Directions for this task: Copy out each line of the listing that has the word "deputata" in it.

Source material:
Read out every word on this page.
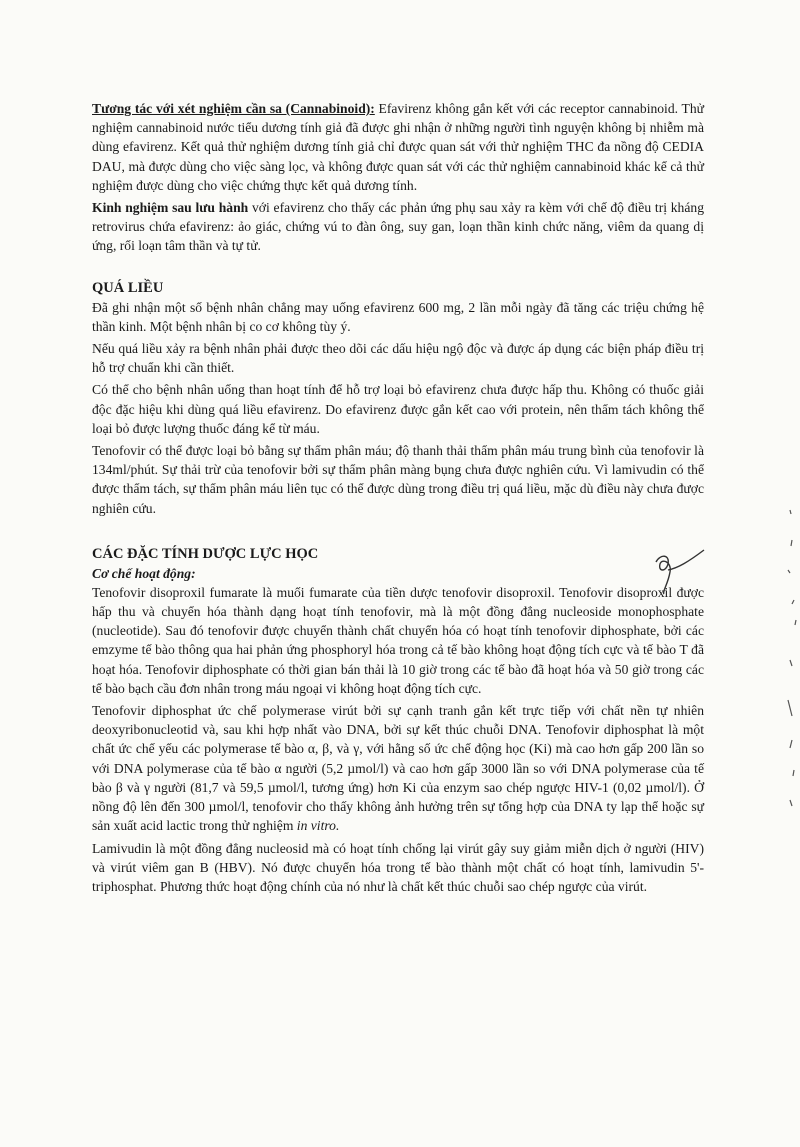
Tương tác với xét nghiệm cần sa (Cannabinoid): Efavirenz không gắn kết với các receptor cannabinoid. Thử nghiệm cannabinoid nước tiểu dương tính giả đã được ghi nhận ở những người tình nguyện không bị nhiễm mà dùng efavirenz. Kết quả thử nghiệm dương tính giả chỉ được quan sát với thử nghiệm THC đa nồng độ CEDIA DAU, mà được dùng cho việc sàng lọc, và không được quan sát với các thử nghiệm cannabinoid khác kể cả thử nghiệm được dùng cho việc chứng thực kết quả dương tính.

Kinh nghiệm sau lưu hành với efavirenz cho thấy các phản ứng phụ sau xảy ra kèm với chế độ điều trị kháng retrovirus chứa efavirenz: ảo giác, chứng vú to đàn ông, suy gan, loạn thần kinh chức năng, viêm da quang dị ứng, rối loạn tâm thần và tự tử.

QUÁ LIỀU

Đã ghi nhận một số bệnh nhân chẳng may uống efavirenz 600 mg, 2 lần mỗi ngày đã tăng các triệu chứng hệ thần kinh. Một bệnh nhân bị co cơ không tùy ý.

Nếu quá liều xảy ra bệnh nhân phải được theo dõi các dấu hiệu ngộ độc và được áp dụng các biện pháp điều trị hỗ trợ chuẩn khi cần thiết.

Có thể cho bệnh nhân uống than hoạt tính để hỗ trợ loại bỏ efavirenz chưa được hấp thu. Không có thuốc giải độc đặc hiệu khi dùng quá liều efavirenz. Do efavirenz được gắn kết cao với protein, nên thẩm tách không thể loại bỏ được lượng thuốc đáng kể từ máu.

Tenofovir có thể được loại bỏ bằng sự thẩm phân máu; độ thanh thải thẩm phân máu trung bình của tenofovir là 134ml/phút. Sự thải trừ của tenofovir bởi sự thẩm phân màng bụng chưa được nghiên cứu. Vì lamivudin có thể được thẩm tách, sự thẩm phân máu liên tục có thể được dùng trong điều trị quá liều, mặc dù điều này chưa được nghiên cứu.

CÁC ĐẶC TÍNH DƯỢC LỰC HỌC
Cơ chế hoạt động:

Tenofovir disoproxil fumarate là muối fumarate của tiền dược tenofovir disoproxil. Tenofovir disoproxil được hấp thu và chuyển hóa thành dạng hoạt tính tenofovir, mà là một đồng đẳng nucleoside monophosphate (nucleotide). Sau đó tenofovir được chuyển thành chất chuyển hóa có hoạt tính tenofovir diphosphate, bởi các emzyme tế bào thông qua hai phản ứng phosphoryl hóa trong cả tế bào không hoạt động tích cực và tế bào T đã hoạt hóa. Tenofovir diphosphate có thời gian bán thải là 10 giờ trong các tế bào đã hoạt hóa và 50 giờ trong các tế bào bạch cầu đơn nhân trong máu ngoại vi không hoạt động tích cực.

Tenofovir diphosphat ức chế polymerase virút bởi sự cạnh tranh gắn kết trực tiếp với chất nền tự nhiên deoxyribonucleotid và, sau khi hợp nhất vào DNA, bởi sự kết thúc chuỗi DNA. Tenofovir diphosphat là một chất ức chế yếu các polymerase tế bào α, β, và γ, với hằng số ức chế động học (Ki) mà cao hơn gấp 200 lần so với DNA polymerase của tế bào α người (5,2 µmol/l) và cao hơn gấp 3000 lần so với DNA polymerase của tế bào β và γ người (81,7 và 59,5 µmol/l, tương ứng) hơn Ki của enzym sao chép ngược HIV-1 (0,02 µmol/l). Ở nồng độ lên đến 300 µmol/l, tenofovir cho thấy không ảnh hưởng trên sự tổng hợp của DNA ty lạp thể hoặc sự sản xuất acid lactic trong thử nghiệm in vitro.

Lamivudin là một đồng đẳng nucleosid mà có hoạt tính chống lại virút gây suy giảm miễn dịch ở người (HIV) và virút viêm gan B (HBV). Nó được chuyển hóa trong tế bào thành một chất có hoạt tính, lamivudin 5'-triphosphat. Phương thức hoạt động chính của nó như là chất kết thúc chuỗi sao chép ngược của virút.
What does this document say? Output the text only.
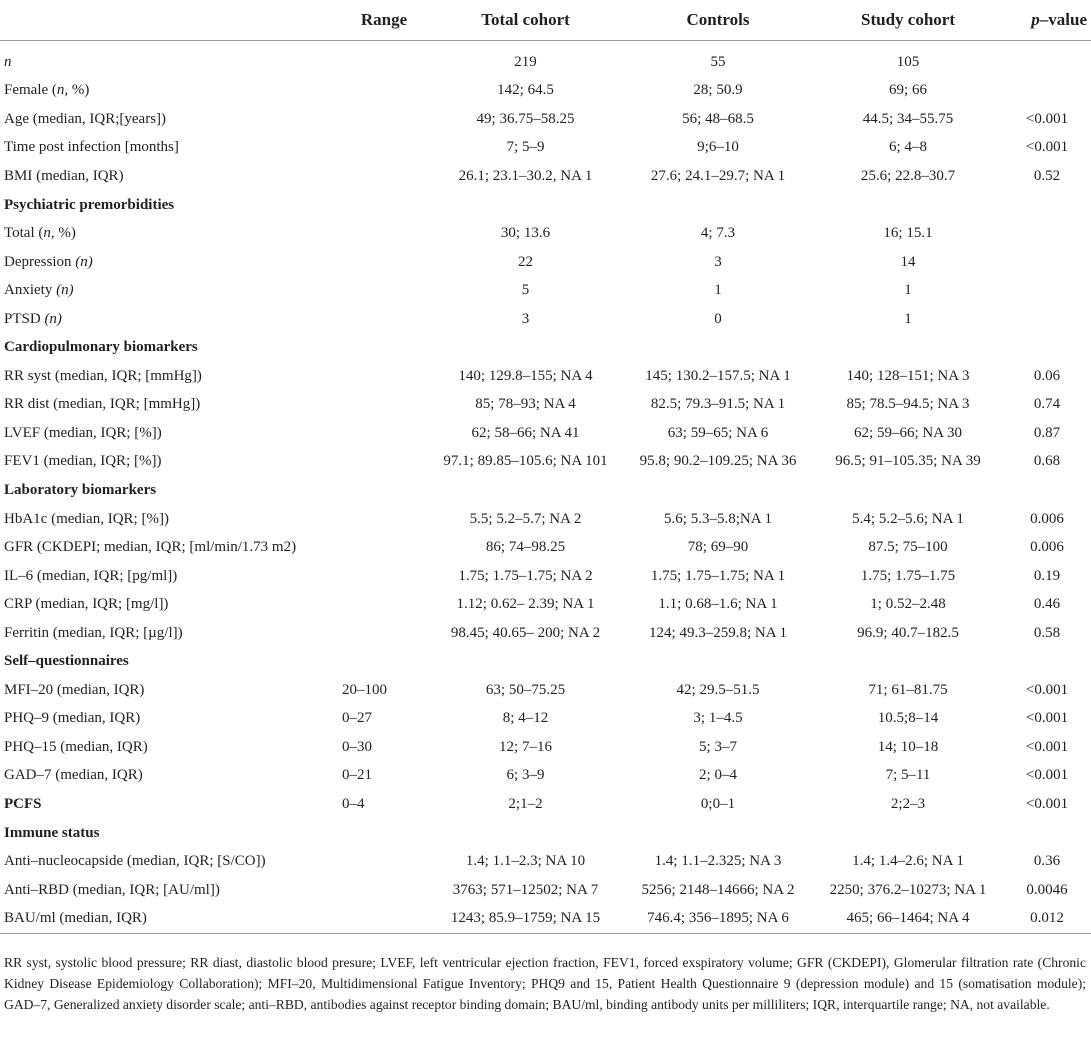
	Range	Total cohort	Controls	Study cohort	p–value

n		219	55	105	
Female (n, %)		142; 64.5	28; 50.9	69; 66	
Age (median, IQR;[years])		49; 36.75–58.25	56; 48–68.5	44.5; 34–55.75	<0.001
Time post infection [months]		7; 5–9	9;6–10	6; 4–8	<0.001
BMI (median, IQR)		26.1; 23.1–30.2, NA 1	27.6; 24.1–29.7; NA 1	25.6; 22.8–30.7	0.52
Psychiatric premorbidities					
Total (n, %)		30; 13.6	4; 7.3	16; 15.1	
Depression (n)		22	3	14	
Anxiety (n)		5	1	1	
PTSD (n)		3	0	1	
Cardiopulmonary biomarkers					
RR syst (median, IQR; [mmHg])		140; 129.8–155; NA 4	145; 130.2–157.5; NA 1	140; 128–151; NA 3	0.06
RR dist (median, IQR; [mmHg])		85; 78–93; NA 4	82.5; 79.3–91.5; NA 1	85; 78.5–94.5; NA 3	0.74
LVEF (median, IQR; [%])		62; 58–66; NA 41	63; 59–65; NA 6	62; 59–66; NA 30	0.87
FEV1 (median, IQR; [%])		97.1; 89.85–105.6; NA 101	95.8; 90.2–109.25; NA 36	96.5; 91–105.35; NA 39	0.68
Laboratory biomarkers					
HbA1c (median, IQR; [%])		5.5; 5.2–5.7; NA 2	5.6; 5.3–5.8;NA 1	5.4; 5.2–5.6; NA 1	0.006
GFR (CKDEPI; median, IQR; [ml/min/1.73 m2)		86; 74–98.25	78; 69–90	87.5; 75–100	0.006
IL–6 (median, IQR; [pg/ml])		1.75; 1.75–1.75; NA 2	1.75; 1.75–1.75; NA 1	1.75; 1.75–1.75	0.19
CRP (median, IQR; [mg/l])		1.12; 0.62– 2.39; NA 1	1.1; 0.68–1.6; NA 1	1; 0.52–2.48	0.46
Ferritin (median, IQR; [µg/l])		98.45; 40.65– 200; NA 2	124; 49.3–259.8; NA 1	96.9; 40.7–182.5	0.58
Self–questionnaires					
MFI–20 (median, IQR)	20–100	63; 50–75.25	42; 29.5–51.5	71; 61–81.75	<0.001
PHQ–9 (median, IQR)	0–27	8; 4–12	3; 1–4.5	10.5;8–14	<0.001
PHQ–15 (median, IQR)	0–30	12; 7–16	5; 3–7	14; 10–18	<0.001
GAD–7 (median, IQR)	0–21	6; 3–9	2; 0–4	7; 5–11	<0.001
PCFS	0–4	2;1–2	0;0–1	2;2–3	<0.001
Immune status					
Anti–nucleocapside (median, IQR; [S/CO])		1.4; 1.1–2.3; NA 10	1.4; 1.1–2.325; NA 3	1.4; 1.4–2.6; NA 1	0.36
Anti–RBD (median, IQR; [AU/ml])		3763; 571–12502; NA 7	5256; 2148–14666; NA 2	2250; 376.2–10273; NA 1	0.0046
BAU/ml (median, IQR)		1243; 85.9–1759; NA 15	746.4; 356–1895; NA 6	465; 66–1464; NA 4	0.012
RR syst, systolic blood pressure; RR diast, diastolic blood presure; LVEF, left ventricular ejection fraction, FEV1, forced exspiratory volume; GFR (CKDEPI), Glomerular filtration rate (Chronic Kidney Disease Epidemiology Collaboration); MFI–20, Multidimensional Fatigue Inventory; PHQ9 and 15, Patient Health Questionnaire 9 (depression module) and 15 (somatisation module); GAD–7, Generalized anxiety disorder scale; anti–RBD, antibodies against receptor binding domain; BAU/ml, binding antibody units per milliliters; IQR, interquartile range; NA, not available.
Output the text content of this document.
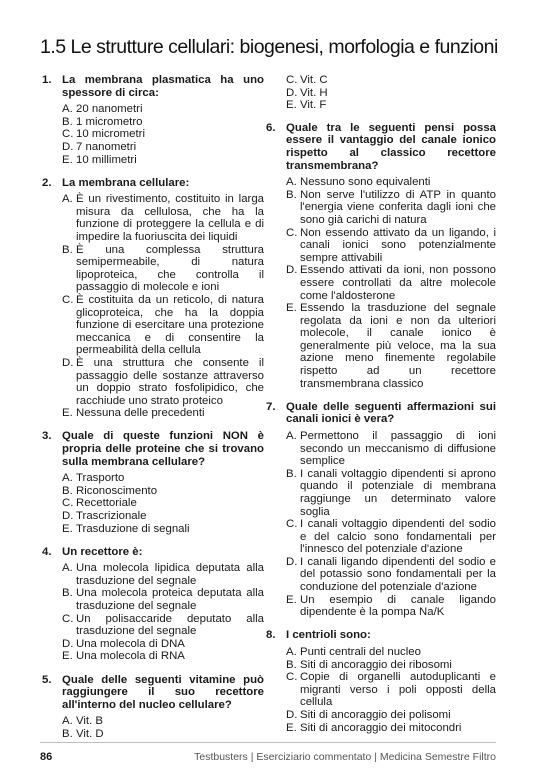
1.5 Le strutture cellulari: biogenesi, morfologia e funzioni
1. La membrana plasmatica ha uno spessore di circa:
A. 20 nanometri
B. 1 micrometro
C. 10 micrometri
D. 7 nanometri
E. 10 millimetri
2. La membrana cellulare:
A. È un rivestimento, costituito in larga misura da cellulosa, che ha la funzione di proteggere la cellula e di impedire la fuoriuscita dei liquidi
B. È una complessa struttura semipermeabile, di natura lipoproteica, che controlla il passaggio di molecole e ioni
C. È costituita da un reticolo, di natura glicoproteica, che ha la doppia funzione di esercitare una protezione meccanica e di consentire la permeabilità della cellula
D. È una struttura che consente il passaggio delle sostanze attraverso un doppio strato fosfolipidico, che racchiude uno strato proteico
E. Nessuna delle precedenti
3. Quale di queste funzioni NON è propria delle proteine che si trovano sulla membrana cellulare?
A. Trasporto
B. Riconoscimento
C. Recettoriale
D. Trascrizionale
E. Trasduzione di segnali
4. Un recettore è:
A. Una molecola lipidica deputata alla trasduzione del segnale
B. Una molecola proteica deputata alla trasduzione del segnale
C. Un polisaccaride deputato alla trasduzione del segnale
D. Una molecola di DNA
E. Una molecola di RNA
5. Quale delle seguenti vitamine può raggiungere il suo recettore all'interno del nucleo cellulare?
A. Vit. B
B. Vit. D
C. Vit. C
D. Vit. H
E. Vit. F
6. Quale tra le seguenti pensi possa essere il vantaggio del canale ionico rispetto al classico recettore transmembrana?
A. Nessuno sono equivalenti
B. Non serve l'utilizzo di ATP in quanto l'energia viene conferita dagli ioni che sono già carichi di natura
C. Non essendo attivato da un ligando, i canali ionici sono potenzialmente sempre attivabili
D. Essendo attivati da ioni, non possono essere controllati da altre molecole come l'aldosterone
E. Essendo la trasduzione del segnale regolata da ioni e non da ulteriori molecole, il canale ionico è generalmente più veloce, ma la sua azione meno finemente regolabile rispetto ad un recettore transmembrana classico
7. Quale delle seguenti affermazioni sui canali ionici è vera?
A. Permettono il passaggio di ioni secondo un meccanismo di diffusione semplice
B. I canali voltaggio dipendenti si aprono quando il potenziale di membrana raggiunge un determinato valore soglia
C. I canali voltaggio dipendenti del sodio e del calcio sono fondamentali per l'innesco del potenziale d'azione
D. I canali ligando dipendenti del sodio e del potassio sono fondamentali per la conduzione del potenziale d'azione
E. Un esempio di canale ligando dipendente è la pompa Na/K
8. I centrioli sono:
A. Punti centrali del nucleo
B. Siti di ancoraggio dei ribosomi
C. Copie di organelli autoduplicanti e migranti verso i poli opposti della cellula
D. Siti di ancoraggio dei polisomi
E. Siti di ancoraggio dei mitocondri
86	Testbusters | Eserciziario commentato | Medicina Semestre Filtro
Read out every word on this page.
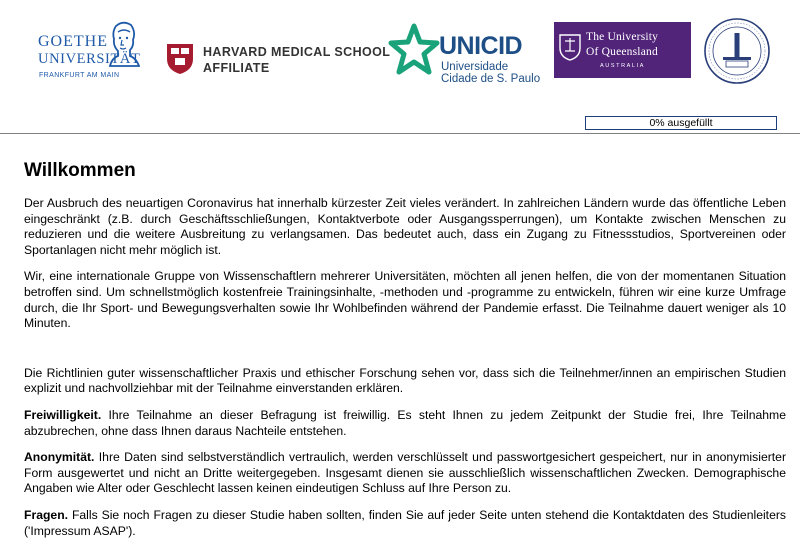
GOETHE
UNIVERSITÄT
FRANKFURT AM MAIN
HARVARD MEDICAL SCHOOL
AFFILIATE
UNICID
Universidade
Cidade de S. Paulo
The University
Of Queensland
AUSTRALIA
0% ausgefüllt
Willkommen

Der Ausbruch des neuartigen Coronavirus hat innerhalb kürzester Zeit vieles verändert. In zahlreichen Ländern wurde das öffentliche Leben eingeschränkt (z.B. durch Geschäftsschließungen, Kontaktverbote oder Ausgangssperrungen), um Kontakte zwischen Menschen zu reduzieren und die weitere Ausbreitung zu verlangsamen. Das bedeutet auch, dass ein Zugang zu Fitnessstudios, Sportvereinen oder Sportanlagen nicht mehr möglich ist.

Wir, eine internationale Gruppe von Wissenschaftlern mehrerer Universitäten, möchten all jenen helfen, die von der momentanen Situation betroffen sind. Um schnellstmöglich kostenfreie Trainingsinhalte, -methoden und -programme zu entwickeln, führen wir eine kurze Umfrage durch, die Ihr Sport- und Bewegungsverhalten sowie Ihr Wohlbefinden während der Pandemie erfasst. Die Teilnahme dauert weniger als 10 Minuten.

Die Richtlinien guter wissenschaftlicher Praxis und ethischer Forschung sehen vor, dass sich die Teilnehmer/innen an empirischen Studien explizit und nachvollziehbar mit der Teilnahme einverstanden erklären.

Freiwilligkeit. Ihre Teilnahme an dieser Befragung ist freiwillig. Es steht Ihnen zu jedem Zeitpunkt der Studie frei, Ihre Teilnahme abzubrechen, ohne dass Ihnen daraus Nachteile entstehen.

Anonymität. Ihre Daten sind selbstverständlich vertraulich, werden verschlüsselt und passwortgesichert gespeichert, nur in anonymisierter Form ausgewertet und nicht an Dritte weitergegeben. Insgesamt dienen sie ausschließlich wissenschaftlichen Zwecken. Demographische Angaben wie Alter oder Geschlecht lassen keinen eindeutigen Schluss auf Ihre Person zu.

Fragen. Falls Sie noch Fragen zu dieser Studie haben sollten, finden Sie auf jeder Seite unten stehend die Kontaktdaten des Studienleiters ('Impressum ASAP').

Task output:
A. Una molecola lipidica deputata alla trasduzione del segnale
B. Una molecola proteica deputata alla trasduzione del segnale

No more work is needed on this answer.